**** INFORMATION SUPPLIED

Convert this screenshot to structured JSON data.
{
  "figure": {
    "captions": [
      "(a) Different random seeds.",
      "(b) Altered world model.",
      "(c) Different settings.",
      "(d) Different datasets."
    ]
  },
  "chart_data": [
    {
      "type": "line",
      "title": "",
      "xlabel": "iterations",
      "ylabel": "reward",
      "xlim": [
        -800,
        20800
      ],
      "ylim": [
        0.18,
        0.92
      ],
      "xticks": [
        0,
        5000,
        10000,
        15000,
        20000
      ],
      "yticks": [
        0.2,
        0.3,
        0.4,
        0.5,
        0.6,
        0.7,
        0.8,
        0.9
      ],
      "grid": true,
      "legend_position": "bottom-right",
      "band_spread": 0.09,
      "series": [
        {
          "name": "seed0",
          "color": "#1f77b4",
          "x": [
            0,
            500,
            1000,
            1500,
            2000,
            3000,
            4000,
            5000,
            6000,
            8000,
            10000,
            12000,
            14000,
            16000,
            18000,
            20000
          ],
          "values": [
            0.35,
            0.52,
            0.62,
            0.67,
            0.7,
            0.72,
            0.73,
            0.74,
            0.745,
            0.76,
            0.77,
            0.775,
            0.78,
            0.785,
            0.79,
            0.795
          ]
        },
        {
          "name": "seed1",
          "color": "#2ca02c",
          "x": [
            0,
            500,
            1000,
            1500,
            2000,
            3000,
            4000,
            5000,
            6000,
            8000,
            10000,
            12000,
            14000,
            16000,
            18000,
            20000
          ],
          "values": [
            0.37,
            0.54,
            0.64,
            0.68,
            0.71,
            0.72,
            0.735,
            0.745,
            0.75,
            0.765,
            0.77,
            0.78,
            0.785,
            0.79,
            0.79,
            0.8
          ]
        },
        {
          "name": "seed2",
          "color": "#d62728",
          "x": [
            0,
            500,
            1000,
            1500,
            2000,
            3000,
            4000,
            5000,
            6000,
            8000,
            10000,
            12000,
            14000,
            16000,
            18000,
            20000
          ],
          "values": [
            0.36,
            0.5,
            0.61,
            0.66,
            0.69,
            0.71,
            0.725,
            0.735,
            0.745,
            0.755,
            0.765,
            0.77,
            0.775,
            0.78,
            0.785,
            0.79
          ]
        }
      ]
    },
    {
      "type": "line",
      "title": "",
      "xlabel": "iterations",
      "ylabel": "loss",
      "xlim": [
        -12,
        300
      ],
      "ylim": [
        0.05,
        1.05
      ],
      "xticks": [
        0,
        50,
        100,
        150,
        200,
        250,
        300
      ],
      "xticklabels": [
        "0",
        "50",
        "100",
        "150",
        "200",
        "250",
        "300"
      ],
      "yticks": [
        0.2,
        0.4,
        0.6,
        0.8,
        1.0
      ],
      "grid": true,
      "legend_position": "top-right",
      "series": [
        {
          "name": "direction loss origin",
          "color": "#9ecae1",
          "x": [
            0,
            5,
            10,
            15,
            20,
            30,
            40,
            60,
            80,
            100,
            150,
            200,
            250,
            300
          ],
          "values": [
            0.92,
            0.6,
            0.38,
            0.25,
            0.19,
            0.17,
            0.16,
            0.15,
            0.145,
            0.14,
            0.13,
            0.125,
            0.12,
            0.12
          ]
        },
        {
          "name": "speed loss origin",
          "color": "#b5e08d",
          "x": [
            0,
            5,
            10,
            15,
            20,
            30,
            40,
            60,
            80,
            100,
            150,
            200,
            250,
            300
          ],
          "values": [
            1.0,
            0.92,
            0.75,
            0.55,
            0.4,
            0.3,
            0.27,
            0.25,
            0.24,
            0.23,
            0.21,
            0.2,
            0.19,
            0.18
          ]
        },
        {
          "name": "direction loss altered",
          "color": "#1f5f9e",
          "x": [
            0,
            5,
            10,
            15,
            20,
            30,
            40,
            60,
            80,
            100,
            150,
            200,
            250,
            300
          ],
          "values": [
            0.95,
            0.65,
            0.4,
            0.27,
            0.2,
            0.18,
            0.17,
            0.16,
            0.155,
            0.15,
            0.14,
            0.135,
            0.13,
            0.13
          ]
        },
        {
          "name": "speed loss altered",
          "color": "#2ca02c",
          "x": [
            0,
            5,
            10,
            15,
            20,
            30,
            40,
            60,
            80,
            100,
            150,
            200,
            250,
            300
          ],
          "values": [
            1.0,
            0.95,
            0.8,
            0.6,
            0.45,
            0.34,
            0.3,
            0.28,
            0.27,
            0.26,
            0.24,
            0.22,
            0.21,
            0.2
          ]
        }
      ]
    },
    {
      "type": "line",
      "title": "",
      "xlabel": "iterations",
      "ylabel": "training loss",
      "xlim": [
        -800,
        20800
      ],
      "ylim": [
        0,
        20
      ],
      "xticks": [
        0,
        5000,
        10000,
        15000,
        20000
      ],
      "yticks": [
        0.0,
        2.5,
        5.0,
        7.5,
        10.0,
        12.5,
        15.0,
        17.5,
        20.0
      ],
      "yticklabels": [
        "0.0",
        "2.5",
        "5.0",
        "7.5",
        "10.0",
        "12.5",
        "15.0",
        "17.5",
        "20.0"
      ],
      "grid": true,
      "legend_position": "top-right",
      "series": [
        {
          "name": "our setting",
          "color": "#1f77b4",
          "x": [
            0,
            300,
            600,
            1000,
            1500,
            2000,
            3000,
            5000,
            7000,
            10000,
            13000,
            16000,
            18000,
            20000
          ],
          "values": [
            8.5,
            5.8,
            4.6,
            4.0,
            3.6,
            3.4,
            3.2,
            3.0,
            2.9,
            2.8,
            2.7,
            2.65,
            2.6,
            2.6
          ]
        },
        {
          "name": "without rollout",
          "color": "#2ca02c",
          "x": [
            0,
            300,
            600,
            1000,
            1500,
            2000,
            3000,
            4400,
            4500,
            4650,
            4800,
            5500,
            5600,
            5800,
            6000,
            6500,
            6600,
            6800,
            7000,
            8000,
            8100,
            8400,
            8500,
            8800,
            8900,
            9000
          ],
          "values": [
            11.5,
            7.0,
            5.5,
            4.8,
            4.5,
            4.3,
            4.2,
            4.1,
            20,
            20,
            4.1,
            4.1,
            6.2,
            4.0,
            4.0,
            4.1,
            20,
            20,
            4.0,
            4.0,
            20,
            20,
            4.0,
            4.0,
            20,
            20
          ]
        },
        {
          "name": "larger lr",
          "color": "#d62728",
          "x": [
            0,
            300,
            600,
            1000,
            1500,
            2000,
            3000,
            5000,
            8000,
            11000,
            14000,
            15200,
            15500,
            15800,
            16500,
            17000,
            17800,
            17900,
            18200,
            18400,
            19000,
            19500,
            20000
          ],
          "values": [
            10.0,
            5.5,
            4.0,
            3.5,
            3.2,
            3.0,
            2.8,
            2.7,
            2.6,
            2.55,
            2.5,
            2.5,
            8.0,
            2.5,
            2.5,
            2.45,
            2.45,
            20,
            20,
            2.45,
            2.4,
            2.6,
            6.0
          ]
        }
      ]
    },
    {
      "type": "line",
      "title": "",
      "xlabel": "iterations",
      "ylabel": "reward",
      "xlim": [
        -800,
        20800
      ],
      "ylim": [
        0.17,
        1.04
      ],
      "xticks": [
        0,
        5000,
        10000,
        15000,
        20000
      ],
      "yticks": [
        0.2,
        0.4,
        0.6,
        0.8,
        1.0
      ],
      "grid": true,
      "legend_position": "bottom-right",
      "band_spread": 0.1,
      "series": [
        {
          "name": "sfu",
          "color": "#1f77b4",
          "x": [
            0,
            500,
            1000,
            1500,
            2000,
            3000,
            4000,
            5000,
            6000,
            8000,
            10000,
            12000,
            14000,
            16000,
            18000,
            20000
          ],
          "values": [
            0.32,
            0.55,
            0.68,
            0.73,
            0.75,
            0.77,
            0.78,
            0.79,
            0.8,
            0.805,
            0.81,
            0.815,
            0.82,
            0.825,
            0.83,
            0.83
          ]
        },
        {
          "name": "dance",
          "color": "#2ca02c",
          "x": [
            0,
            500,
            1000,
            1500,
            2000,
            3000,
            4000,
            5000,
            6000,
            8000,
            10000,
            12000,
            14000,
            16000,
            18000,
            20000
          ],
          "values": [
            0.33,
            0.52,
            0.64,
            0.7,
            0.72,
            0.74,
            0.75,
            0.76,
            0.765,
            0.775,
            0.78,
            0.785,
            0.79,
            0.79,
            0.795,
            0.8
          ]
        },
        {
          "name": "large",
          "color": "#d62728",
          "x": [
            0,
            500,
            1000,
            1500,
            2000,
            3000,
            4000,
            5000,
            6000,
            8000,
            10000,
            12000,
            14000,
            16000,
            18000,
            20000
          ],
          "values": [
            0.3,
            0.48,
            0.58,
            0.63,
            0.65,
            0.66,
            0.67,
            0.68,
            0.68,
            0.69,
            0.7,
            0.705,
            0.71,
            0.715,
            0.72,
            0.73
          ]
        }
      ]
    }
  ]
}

********
**** INFORMATION SUPPLIED

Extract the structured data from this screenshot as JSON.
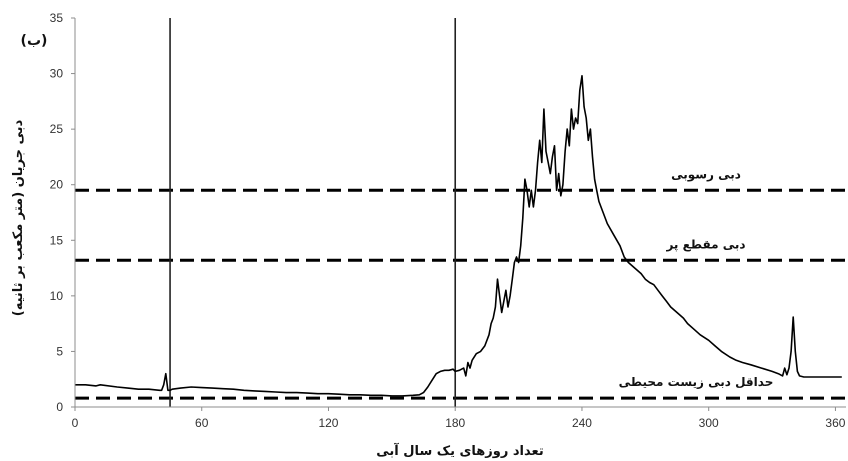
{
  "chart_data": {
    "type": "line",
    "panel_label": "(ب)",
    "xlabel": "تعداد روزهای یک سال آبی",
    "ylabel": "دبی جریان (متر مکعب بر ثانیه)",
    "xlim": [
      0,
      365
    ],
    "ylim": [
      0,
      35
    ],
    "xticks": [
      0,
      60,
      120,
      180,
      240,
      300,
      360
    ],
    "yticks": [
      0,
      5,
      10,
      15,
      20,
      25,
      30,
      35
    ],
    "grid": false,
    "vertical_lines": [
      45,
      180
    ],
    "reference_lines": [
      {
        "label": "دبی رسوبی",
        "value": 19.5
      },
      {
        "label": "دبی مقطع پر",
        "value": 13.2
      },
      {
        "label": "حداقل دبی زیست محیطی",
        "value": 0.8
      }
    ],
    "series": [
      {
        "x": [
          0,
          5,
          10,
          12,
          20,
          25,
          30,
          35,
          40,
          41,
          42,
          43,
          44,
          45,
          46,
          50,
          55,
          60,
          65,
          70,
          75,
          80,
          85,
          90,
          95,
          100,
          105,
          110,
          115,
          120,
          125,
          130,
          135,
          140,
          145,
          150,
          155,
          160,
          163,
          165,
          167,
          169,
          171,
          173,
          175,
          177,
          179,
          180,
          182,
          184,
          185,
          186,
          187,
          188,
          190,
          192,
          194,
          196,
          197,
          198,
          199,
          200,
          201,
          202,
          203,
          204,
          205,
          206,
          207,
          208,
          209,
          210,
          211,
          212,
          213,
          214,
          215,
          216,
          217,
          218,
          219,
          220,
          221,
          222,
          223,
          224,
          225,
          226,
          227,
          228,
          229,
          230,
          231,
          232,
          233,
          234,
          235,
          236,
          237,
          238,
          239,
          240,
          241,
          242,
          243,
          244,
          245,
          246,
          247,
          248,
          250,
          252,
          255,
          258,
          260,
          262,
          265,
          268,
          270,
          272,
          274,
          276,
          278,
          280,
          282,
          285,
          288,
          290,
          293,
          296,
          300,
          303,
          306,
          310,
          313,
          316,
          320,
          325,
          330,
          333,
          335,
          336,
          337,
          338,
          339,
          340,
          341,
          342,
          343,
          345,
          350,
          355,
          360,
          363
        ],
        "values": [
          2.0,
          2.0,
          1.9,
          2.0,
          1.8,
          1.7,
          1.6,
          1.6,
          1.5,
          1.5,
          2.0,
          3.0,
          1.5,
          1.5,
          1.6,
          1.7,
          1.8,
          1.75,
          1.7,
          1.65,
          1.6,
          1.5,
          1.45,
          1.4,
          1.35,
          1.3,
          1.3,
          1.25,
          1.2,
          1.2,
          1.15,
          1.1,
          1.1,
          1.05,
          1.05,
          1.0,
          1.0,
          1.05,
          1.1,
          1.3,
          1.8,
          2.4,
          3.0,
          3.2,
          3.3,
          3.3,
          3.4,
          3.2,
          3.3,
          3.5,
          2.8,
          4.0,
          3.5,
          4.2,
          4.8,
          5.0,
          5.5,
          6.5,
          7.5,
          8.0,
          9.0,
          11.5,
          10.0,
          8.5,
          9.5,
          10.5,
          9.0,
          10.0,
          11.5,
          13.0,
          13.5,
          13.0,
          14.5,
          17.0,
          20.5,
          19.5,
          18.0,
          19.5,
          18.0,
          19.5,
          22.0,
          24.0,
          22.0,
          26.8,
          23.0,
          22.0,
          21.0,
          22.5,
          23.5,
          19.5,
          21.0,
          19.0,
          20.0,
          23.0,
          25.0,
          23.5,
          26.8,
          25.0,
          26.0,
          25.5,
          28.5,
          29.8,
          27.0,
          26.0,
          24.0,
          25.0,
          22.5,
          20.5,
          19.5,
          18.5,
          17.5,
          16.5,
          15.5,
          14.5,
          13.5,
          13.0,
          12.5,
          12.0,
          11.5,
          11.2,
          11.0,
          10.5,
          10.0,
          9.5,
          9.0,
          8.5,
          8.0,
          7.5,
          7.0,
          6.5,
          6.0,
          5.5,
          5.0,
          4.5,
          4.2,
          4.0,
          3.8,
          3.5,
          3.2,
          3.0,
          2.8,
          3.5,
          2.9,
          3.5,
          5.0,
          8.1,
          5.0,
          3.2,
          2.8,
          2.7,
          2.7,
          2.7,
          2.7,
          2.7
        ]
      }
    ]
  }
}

********

_TASK DESCRIPTION_
Reply with only the number of lines in the entries that contain the word "structured".

_OUTPUT_
2